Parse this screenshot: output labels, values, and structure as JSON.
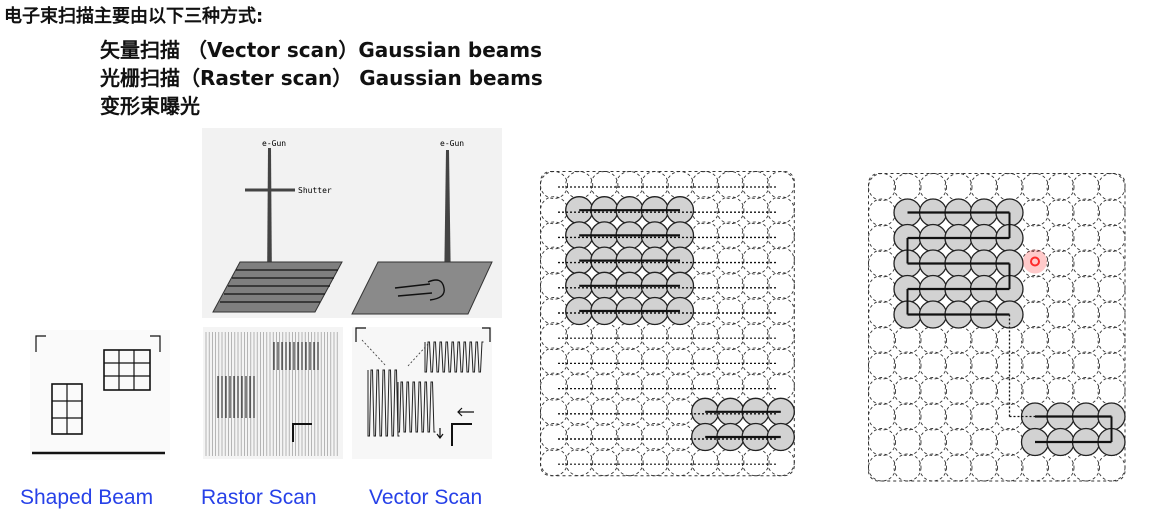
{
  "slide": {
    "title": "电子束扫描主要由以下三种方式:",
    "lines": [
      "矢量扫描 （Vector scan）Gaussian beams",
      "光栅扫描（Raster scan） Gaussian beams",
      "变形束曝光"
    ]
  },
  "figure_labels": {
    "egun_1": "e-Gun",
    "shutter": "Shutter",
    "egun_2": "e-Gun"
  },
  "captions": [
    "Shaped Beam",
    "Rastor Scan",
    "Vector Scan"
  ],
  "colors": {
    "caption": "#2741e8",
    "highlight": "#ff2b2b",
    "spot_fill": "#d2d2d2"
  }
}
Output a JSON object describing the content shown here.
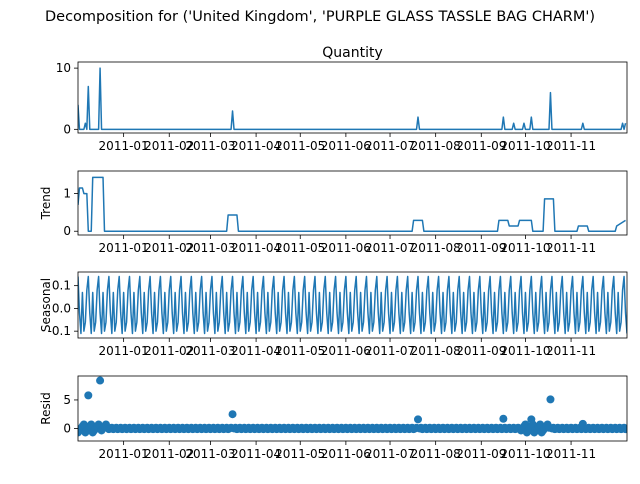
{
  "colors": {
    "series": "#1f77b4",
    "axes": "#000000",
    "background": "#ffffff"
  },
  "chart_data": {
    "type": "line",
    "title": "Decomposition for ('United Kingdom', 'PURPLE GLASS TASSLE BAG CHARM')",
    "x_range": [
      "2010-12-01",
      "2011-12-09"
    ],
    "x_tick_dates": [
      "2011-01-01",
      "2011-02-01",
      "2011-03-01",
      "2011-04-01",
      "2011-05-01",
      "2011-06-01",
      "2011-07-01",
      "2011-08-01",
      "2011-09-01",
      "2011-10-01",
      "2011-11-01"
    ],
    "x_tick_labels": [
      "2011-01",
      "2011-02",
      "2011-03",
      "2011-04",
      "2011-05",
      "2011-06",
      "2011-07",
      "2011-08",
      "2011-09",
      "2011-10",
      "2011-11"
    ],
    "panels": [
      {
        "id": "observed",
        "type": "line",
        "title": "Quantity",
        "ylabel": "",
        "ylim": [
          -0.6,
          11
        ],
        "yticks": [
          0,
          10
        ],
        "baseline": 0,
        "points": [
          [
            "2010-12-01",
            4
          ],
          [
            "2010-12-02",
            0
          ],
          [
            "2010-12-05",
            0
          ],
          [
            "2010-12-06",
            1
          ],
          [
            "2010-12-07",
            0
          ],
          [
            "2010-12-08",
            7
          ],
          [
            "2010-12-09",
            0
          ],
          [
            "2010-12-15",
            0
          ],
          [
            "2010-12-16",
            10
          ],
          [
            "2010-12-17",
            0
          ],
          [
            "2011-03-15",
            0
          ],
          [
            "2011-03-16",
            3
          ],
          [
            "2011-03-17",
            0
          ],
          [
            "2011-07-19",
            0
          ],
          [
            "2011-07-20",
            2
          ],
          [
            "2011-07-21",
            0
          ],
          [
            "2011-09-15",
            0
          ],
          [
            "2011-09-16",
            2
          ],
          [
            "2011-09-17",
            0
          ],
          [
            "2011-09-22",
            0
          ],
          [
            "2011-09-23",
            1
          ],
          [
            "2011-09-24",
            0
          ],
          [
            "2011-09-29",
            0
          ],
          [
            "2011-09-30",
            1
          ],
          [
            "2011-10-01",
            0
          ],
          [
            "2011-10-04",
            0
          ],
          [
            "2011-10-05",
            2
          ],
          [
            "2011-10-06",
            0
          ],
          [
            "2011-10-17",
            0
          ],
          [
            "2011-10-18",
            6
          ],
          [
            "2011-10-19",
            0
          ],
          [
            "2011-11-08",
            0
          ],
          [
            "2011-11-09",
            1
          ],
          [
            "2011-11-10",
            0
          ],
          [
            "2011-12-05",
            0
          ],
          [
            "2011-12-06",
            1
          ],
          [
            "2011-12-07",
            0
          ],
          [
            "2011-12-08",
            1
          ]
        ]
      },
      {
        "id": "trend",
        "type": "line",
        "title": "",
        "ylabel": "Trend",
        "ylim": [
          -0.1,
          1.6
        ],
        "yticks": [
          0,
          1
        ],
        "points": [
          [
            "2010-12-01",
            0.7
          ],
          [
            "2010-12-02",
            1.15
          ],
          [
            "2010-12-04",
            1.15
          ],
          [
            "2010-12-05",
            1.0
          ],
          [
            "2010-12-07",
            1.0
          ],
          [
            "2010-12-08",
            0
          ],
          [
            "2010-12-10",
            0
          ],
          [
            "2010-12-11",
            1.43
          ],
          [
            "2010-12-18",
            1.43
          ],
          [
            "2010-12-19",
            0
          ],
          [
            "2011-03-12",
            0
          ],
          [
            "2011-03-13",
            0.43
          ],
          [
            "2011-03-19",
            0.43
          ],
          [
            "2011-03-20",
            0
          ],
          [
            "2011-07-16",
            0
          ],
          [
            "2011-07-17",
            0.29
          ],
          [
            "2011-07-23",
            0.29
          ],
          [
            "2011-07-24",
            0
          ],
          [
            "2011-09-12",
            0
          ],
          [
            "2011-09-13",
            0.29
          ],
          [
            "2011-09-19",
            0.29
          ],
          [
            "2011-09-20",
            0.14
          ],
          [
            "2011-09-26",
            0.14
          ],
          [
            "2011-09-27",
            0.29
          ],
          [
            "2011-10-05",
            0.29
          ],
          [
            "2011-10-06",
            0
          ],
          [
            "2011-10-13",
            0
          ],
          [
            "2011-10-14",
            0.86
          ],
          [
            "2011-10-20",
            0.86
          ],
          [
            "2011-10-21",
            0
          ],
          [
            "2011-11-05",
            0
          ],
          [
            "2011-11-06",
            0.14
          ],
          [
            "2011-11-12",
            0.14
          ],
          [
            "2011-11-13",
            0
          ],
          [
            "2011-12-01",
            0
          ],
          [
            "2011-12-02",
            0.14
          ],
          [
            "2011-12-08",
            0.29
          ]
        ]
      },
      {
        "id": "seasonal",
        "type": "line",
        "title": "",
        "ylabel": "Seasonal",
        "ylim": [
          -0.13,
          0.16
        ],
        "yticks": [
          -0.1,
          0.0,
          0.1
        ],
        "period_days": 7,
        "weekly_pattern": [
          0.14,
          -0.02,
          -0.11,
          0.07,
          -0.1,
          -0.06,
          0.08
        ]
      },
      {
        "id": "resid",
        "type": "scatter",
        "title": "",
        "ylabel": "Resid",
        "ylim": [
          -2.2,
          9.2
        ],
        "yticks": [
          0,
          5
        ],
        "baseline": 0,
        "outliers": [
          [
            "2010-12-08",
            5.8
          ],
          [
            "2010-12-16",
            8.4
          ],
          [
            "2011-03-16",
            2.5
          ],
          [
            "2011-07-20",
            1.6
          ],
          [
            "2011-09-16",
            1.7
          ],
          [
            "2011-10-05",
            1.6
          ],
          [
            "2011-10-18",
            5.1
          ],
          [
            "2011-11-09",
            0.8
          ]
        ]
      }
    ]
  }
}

********************

▶ [Task requirements] All of the records need repeating exactly, except for the pictures.

▶ [Complete answer]
Parse this screenshot: output labels, values, and structure as JSON.
{
  "slide": {
    "title": "电子束扫描主要由以下三种方式:",
    "lines": [
      "矢量扫描 （Vector scan）Gaussian beams",
      "光栅扫描（Raster scan） Gaussian beams",
      "变形束曝光"
    ]
  },
  "figure_labels": {
    "egun_1": "e-Gun",
    "shutter": "Shutter",
    "egun_2": "e-Gun"
  },
  "captions": [
    "Shaped Beam",
    "Rastor Scan",
    "Vector Scan"
  ],
  "colors": {
    "caption": "#2741e8",
    "highlight": "#ff2b2b",
    "spot_fill": "#d2d2d2"
  }
}
Output a JSON object describing the content shown here.
{
  "colors": {
    "series": "#1f77b4",
    "axes": "#000000",
    "background": "#ffffff"
  },
  "chart_data": {
    "type": "line",
    "title": "Decomposition for ('United Kingdom', 'PURPLE GLASS TASSLE BAG CHARM')",
    "x_range": [
      "2010-12-01",
      "2011-12-09"
    ],
    "x_tick_dates": [
      "2011-01-01",
      "2011-02-01",
      "2011-03-01",
      "2011-04-01",
      "2011-05-01",
      "2011-06-01",
      "2011-07-01",
      "2011-08-01",
      "2011-09-01",
      "2011-10-01",
      "2011-11-01"
    ],
    "x_tick_labels": [
      "2011-01",
      "2011-02",
      "2011-03",
      "2011-04",
      "2011-05",
      "2011-06",
      "2011-07",
      "2011-08",
      "2011-09",
      "2011-10",
      "2011-11"
    ],
    "panels": [
      {
        "id": "observed",
        "type": "line",
        "title": "Quantity",
        "ylabel": "",
        "ylim": [
          -0.6,
          11
        ],
        "yticks": [
          0,
          10
        ],
        "baseline": 0,
        "points": [
          [
            "2010-12-01",
            4
          ],
          [
            "2010-12-02",
            0
          ],
          [
            "2010-12-05",
            0
          ],
          [
            "2010-12-06",
            1
          ],
          [
            "2010-12-07",
            0
          ],
          [
            "2010-12-08",
            7
          ],
          [
            "2010-12-09",
            0
          ],
          [
            "2010-12-15",
            0
          ],
          [
            "2010-12-16",
            10
          ],
          [
            "2010-12-17",
            0
          ],
          [
            "2011-03-15",
            0
          ],
          [
            "2011-03-16",
            3
          ],
          [
            "2011-03-17",
            0
          ],
          [
            "2011-07-19",
            0
          ],
          [
            "2011-07-20",
            2
          ],
          [
            "2011-07-21",
            0
          ],
          [
            "2011-09-15",
            0
          ],
          [
            "2011-09-16",
            2
          ],
          [
            "2011-09-17",
            0
          ],
          [
            "2011-09-22",
            0
          ],
          [
            "2011-09-23",
            1
          ],
          [
            "2011-09-24",
            0
          ],
          [
            "2011-09-29",
            0
          ],
          [
            "2011-09-30",
            1
          ],
          [
            "2011-10-01",
            0
          ],
          [
            "2011-10-04",
            0
          ],
          [
            "2011-10-05",
            2
          ],
          [
            "2011-10-06",
            0
          ],
          [
            "2011-10-17",
            0
          ],
          [
            "2011-10-18",
            6
          ],
          [
            "2011-10-19",
            0
          ],
          [
            "2011-11-08",
            0
          ],
          [
            "2011-11-09",
            1
          ],
          [
            "2011-11-10",
            0
          ],
          [
            "2011-12-05",
            0
          ],
          [
            "2011-12-06",
            1
          ],
          [
            "2011-12-07",
            0
          ],
          [
            "2011-12-08",
            1
          ]
        ]
      },
      {
        "id": "trend",
        "type": "line",
        "title": "",
        "ylabel": "Trend",
        "ylim": [
          -0.1,
          1.6
        ],
        "yticks": [
          0,
          1
        ],
        "points": [
          [
            "2010-12-01",
            0.7
          ],
          [
            "2010-12-02",
            1.15
          ],
          [
            "2010-12-04",
            1.15
          ],
          [
            "2010-12-05",
            1.0
          ],
          [
            "2010-12-07",
            1.0
          ],
          [
            "2010-12-08",
            0
          ],
          [
            "2010-12-10",
            0
          ],
          [
            "2010-12-11",
            1.43
          ],
          [
            "2010-12-18",
            1.43
          ],
          [
            "2010-12-19",
            0
          ],
          [
            "2011-03-12",
            0
          ],
          [
            "2011-03-13",
            0.43
          ],
          [
            "2011-03-19",
            0.43
          ],
          [
            "2011-03-20",
            0
          ],
          [
            "2011-07-16",
            0
          ],
          [
            "2011-07-17",
            0.29
          ],
          [
            "2011-07-23",
            0.29
          ],
          [
            "2011-07-24",
            0
          ],
          [
            "2011-09-12",
            0
          ],
          [
            "2011-09-13",
            0.29
          ],
          [
            "2011-09-19",
            0.29
          ],
          [
            "2011-09-20",
            0.14
          ],
          [
            "2011-09-26",
            0.14
          ],
          [
            "2011-09-27",
            0.29
          ],
          [
            "2011-10-05",
            0.29
          ],
          [
            "2011-10-06",
            0
          ],
          [
            "2011-10-13",
            0
          ],
          [
            "2011-10-14",
            0.86
          ],
          [
            "2011-10-20",
            0.86
          ],
          [
            "2011-10-21",
            0
          ],
          [
            "2011-11-05",
            0
          ],
          [
            "2011-11-06",
            0.14
          ],
          [
            "2011-11-12",
            0.14
          ],
          [
            "2011-11-13",
            0
          ],
          [
            "2011-12-01",
            0
          ],
          [
            "2011-12-02",
            0.14
          ],
          [
            "2011-12-08",
            0.29
          ]
        ]
      },
      {
        "id": "seasonal",
        "type": "line",
        "title": "",
        "ylabel": "Seasonal",
        "ylim": [
          -0.13,
          0.16
        ],
        "yticks": [
          -0.1,
          0.0,
          0.1
        ],
        "period_days": 7,
        "weekly_pattern": [
          0.14,
          -0.02,
          -0.11,
          0.07,
          -0.1,
          -0.06,
          0.08
        ]
      },
      {
        "id": "resid",
        "type": "scatter",
        "title": "",
        "ylabel": "Resid",
        "ylim": [
          -2.2,
          9.2
        ],
        "yticks": [
          0,
          5
        ],
        "baseline": 0,
        "outliers": [
          [
            "2010-12-08",
            5.8
          ],
          [
            "2010-12-16",
            8.4
          ],
          [
            "2011-03-16",
            2.5
          ],
          [
            "2011-07-20",
            1.6
          ],
          [
            "2011-09-16",
            1.7
          ],
          [
            "2011-10-05",
            1.6
          ],
          [
            "2011-10-18",
            5.1
          ],
          [
            "2011-11-09",
            0.8
          ]
        ]
      }
    ]
  }
}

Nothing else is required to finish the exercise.